======== Source data ========
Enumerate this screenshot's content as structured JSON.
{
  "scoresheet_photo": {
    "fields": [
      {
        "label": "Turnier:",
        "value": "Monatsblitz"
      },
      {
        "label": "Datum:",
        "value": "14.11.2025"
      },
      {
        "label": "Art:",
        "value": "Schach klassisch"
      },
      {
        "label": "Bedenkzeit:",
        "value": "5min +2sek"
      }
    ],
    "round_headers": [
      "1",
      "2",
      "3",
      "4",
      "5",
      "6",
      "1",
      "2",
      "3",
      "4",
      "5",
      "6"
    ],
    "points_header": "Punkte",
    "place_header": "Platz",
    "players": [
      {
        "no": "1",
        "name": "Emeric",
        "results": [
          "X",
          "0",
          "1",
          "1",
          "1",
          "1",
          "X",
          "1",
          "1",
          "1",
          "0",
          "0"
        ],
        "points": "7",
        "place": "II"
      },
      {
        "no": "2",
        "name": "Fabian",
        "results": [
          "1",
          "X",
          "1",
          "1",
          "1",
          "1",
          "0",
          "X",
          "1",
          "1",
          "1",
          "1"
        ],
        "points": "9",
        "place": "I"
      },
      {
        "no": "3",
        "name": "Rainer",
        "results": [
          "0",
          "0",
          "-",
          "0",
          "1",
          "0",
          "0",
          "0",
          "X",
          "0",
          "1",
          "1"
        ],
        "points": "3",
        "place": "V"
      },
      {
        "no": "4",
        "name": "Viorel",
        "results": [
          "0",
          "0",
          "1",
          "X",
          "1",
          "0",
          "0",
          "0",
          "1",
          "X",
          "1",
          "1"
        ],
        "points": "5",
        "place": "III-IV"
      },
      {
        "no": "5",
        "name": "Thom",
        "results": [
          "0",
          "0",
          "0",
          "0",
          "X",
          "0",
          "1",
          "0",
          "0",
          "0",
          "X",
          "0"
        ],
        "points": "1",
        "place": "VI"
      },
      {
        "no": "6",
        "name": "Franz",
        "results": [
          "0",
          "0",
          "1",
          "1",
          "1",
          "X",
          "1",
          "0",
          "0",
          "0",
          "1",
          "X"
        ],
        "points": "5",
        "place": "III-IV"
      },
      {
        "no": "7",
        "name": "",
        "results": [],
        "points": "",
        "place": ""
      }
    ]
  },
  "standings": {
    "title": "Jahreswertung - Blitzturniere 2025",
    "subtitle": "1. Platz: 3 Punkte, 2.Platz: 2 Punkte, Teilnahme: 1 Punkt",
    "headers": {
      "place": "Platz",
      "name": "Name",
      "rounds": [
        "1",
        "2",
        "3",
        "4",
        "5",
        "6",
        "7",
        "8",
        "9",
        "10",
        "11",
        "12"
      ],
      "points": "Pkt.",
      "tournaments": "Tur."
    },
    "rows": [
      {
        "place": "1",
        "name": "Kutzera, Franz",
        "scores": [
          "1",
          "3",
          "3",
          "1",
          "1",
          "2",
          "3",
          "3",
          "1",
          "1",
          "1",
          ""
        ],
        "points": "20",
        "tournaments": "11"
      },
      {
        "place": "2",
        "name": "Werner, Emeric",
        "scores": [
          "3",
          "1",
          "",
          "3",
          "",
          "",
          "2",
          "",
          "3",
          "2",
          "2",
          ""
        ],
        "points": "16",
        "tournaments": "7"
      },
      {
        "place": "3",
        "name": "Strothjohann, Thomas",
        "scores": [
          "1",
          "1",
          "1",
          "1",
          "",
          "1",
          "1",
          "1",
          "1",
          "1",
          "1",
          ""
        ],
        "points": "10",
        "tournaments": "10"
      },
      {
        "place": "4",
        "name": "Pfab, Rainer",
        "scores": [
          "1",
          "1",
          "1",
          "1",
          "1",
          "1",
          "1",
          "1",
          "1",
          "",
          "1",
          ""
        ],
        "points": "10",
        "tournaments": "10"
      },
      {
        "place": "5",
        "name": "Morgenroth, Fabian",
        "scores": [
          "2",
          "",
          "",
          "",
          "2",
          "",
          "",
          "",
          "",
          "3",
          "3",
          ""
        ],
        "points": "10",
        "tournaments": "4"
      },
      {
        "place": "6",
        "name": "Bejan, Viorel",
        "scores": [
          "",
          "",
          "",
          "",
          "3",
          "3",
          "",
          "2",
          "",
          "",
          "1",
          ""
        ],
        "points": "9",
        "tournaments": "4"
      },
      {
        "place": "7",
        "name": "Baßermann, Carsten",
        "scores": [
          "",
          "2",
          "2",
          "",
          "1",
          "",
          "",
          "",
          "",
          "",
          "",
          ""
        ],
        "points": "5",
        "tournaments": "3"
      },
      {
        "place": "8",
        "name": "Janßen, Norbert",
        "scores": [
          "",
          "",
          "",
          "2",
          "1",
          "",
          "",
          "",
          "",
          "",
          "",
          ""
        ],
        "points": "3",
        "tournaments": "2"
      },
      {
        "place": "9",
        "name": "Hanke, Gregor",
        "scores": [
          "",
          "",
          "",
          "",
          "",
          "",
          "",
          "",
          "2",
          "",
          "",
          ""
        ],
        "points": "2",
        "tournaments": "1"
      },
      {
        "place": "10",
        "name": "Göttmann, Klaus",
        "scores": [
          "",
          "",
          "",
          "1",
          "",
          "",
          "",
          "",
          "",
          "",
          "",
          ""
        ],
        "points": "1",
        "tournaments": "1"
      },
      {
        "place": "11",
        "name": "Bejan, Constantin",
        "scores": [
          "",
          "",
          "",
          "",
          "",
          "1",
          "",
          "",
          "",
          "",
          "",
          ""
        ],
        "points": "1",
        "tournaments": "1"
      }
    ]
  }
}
========
» **What to work on**:
Give back the data above exactly as it appears.

» **Response**:
Enumerate this screenshot's content as structured JSON.
{
  "scoresheet_photo": {
    "fields": [
      {
        "label": "Turnier:",
        "value": "Monatsblitz"
      },
      {
        "label": "Datum:",
        "value": "14.11.2025"
      },
      {
        "label": "Art:",
        "value": "Schach klassisch"
      },
      {
        "label": "Bedenkzeit:",
        "value": "5min +2sek"
      }
    ],
    "round_headers": [
      "1",
      "2",
      "3",
      "4",
      "5",
      "6",
      "1",
      "2",
      "3",
      "4",
      "5",
      "6"
    ],
    "points_header": "Punkte",
    "place_header": "Platz",
    "players": [
      {
        "no": "1",
        "name": "Emeric",
        "results": [
          "X",
          "0",
          "1",
          "1",
          "1",
          "1",
          "X",
          "1",
          "1",
          "1",
          "0",
          "0"
        ],
        "points": "7",
        "place": "II"
      },
      {
        "no": "2",
        "name": "Fabian",
        "results": [
          "1",
          "X",
          "1",
          "1",
          "1",
          "1",
          "0",
          "X",
          "1",
          "1",
          "1",
          "1"
        ],
        "points": "9",
        "place": "I"
      },
      {
        "no": "3",
        "name": "Rainer",
        "results": [
          "0",
          "0",
          "-",
          "0",
          "1",
          "0",
          "0",
          "0",
          "X",
          "0",
          "1",
          "1"
        ],
        "points": "3",
        "place": "V"
      },
      {
        "no": "4",
        "name": "Viorel",
        "results": [
          "0",
          "0",
          "1",
          "X",
          "1",
          "0",
          "0",
          "0",
          "1",
          "X",
          "1",
          "1"
        ],
        "points": "5",
        "place": "III-IV"
      },
      {
        "no": "5",
        "name": "Thom",
        "results": [
          "0",
          "0",
          "0",
          "0",
          "X",
          "0",
          "1",
          "0",
          "0",
          "0",
          "X",
          "0"
        ],
        "points": "1",
        "place": "VI"
      },
      {
        "no": "6",
        "name": "Franz",
        "results": [
          "0",
          "0",
          "1",
          "1",
          "1",
          "X",
          "1",
          "0",
          "0",
          "0",
          "1",
          "X"
        ],
        "points": "5",
        "place": "III-IV"
      },
      {
        "no": "7",
        "name": "",
        "results": [],
        "points": "",
        "place": ""
      }
    ]
  },
  "standings": {
    "title": "Jahreswertung - Blitzturniere 2025",
    "subtitle": "1. Platz: 3 Punkte, 2.Platz: 2 Punkte, Teilnahme: 1 Punkt",
    "headers": {
      "place": "Platz",
      "name": "Name",
      "rounds": [
        "1",
        "2",
        "3",
        "4",
        "5",
        "6",
        "7",
        "8",
        "9",
        "10",
        "11",
        "12"
      ],
      "points": "Pkt.",
      "tournaments": "Tur."
    },
    "rows": [
      {
        "place": "1",
        "name": "Kutzera, Franz",
        "scores": [
          "1",
          "3",
          "3",
          "1",
          "1",
          "2",
          "3",
          "3",
          "1",
          "1",
          "1",
          ""
        ],
        "points": "20",
        "tournaments": "11"
      },
      {
        "place": "2",
        "name": "Werner, Emeric",
        "scores": [
          "3",
          "1",
          "",
          "3",
          "",
          "",
          "2",
          "",
          "3",
          "2",
          "2",
          ""
        ],
        "points": "16",
        "tournaments": "7"
      },
      {
        "place": "3",
        "name": "Strothjohann, Thomas",
        "scores": [
          "1",
          "1",
          "1",
          "1",
          "",
          "1",
          "1",
          "1",
          "1",
          "1",
          "1",
          ""
        ],
        "points": "10",
        "tournaments": "10"
      },
      {
        "place": "4",
        "name": "Pfab, Rainer",
        "scores": [
          "1",
          "1",
          "1",
          "1",
          "1",
          "1",
          "1",
          "1",
          "1",
          "",
          "1",
          ""
        ],
        "points": "10",
        "tournaments": "10"
      },
      {
        "place": "5",
        "name": "Morgenroth, Fabian",
        "scores": [
          "2",
          "",
          "",
          "",
          "2",
          "",
          "",
          "",
          "",
          "3",
          "3",
          ""
        ],
        "points": "10",
        "tournaments": "4"
      },
      {
        "place": "6",
        "name": "Bejan, Viorel",
        "scores": [
          "",
          "",
          "",
          "",
          "3",
          "3",
          "",
          "2",
          "",
          "",
          "1",
          ""
        ],
        "points": "9",
        "tournaments": "4"
      },
      {
        "place": "7",
        "name": "Baßermann, Carsten",
        "scores": [
          "",
          "2",
          "2",
          "",
          "1",
          "",
          "",
          "",
          "",
          "",
          "",
          ""
        ],
        "points": "5",
        "tournaments": "3"
      },
      {
        "place": "8",
        "name": "Janßen, Norbert",
        "scores": [
          "",
          "",
          "",
          "2",
          "1",
          "",
          "",
          "",
          "",
          "",
          "",
          ""
        ],
        "points": "3",
        "tournaments": "2"
      },
      {
        "place": "9",
        "name": "Hanke, Gregor",
        "scores": [
          "",
          "",
          "",
          "",
          "",
          "",
          "",
          "",
          "2",
          "",
          "",
          ""
        ],
        "points": "2",
        "tournaments": "1"
      },
      {
        "place": "10",
        "name": "Göttmann, Klaus",
        "scores": [
          "",
          "",
          "",
          "1",
          "",
          "",
          "",
          "",
          "",
          "",
          "",
          ""
        ],
        "points": "1",
        "tournaments": "1"
      },
      {
        "place": "11",
        "name": "Bejan, Constantin",
        "scores": [
          "",
          "",
          "",
          "",
          "",
          "1",
          "",
          "",
          "",
          "",
          "",
          ""
        ],
        "points": "1",
        "tournaments": "1"
      }
    ]
  }
}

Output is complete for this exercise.